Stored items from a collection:
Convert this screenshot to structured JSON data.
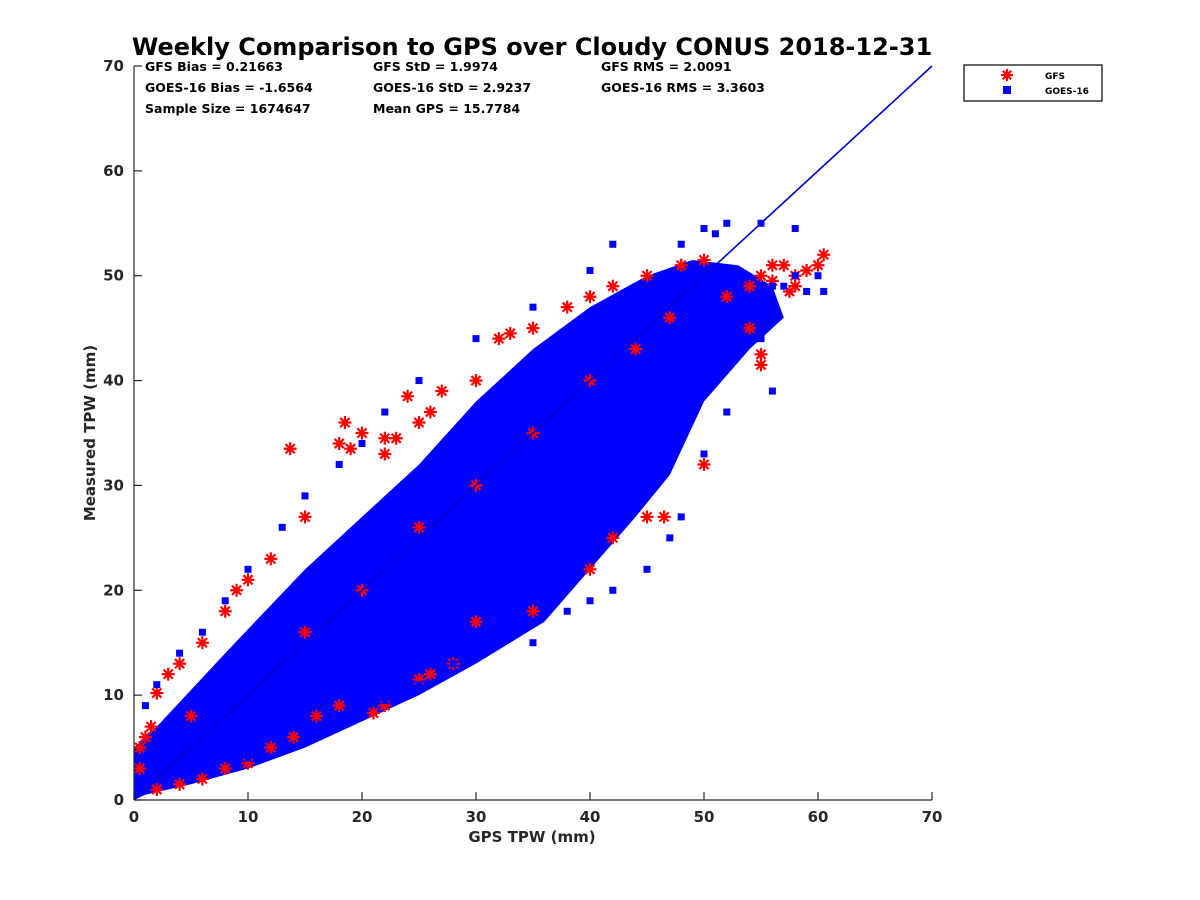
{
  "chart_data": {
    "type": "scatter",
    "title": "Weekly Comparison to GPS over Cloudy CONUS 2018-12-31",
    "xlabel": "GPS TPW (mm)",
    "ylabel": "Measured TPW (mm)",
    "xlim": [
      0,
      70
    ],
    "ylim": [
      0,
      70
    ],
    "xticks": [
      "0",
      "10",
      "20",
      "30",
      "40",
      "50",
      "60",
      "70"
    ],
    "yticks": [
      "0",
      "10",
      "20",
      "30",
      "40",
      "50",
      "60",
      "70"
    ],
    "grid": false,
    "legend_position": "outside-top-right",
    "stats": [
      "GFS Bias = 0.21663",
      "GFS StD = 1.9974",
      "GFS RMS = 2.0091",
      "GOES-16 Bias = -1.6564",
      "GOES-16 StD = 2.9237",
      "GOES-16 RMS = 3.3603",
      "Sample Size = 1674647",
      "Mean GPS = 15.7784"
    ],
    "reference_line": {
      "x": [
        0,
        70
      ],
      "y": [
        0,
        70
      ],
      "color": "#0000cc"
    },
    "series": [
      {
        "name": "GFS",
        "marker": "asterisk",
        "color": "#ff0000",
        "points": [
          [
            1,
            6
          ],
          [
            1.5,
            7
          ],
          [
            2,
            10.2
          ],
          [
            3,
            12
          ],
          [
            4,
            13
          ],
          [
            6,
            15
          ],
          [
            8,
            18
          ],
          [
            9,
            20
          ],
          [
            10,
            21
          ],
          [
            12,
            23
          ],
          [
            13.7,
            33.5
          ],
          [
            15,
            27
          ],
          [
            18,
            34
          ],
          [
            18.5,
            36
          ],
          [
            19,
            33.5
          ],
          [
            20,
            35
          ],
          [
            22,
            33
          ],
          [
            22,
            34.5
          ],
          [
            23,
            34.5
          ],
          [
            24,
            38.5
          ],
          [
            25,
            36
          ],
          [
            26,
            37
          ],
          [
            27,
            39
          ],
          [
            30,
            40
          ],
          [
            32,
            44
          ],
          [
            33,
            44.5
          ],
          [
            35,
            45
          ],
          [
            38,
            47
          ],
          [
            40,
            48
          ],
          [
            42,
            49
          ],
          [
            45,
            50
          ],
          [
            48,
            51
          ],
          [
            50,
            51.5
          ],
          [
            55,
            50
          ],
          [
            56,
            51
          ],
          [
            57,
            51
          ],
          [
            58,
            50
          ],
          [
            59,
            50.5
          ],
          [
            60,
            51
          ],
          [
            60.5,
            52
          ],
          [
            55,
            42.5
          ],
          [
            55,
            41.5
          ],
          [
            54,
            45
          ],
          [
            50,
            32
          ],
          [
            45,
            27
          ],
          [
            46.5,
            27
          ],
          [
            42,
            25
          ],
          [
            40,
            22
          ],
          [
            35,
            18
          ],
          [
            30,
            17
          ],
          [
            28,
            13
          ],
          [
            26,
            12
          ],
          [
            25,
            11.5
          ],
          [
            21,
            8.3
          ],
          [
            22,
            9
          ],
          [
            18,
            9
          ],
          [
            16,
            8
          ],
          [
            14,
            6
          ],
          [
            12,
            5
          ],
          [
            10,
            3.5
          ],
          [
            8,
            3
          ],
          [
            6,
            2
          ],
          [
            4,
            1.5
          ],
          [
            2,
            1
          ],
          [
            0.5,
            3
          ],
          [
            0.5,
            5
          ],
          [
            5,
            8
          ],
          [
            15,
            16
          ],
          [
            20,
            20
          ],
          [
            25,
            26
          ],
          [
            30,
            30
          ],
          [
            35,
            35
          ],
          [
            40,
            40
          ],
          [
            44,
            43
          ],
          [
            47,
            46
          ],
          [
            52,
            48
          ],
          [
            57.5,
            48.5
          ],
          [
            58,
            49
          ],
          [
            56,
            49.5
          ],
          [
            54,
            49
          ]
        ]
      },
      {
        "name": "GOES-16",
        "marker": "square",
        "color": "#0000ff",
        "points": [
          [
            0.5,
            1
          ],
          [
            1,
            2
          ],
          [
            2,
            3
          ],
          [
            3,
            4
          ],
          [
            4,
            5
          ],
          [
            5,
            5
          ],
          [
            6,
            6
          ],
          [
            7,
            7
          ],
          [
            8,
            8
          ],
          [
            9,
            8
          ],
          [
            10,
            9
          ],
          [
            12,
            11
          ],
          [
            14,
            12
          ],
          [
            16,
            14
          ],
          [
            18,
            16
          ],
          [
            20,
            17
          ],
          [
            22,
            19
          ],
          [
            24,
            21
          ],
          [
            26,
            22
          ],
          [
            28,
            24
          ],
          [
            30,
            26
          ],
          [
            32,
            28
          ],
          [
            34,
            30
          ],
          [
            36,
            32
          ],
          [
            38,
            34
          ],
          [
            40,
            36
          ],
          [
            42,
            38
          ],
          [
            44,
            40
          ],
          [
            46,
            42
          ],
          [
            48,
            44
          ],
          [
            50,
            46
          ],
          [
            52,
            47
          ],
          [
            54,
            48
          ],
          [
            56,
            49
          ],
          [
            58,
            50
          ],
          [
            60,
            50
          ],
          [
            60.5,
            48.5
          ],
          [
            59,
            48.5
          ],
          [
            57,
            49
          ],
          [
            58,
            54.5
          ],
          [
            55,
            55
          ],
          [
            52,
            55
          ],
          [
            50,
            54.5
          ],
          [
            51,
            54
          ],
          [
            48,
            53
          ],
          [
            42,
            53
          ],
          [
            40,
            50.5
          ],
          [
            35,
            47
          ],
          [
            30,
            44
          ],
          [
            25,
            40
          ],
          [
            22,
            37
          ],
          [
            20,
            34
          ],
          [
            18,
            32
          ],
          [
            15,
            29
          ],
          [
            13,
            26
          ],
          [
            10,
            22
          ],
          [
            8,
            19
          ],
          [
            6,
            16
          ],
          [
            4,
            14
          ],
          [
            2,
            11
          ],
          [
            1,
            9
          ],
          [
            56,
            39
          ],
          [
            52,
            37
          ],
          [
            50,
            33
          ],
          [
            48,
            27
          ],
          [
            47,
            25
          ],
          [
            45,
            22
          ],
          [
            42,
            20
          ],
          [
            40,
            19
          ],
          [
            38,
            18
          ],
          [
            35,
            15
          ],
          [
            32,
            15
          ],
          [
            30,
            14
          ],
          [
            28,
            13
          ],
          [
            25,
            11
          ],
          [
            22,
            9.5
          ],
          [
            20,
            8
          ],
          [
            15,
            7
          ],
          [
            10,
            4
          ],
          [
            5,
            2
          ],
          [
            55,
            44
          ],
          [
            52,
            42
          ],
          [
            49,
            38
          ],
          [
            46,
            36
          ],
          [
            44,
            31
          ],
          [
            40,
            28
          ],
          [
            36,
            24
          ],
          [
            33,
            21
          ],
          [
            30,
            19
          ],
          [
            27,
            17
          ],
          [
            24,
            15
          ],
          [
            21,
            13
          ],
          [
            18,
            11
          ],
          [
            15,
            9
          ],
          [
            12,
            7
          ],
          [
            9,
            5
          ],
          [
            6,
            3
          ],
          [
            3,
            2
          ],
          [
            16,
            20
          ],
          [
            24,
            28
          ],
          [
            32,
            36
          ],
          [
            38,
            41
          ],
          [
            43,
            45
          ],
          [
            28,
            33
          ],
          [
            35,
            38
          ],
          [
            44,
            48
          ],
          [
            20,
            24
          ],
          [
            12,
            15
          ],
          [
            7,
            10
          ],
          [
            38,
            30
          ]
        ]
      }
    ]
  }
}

--

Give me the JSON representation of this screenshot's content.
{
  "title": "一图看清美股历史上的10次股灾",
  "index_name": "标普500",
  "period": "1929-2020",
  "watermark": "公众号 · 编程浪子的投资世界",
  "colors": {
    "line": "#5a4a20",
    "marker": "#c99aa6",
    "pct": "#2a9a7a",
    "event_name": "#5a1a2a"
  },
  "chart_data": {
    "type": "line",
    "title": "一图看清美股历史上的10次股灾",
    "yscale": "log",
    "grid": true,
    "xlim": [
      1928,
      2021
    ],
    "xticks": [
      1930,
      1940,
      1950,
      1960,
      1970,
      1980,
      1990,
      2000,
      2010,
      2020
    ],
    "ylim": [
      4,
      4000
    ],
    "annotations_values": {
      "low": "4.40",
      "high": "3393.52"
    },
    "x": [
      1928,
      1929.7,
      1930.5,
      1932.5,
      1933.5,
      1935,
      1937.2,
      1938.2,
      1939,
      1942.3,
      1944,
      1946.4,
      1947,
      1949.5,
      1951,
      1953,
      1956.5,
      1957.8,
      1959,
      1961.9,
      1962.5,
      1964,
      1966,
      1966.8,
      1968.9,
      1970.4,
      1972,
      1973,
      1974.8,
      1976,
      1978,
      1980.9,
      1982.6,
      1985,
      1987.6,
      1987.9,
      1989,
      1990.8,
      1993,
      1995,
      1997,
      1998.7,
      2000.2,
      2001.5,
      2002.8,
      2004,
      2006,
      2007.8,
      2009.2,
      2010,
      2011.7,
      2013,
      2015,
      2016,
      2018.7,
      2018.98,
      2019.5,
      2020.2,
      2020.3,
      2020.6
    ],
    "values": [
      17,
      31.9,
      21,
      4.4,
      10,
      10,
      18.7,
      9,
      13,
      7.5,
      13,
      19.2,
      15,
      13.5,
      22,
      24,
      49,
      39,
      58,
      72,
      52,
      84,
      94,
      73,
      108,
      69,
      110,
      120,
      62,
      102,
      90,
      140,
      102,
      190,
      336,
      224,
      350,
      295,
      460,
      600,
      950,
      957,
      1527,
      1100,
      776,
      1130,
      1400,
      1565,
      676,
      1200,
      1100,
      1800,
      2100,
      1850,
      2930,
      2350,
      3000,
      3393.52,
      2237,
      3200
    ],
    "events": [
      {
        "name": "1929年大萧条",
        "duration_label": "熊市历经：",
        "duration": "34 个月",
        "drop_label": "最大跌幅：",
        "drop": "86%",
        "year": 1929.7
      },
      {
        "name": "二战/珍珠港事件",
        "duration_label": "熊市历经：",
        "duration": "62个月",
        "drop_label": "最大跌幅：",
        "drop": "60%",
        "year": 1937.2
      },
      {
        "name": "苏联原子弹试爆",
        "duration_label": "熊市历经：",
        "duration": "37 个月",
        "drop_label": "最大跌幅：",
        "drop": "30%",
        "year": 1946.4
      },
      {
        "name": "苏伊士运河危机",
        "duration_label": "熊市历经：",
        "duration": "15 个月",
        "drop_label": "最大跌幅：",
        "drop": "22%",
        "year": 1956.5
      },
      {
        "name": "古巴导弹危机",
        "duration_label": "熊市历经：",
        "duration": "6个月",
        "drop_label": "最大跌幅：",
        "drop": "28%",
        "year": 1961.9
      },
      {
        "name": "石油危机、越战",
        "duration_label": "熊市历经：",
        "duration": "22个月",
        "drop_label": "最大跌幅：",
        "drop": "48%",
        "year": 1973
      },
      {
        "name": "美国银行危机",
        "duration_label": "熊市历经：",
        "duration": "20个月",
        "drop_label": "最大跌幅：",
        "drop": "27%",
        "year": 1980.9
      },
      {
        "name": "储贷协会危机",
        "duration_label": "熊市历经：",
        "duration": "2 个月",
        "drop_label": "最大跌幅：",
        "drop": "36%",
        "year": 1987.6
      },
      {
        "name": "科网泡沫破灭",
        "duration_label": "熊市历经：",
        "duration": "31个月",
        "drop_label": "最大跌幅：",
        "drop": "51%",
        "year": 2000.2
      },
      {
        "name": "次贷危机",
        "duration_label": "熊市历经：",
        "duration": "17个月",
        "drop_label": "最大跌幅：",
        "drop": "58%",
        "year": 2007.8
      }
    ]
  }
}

▶ [Written task]: Give the number of lines in the records above that contain the word "JSON". Reply with that number alone.

▶ [Finished task]: 2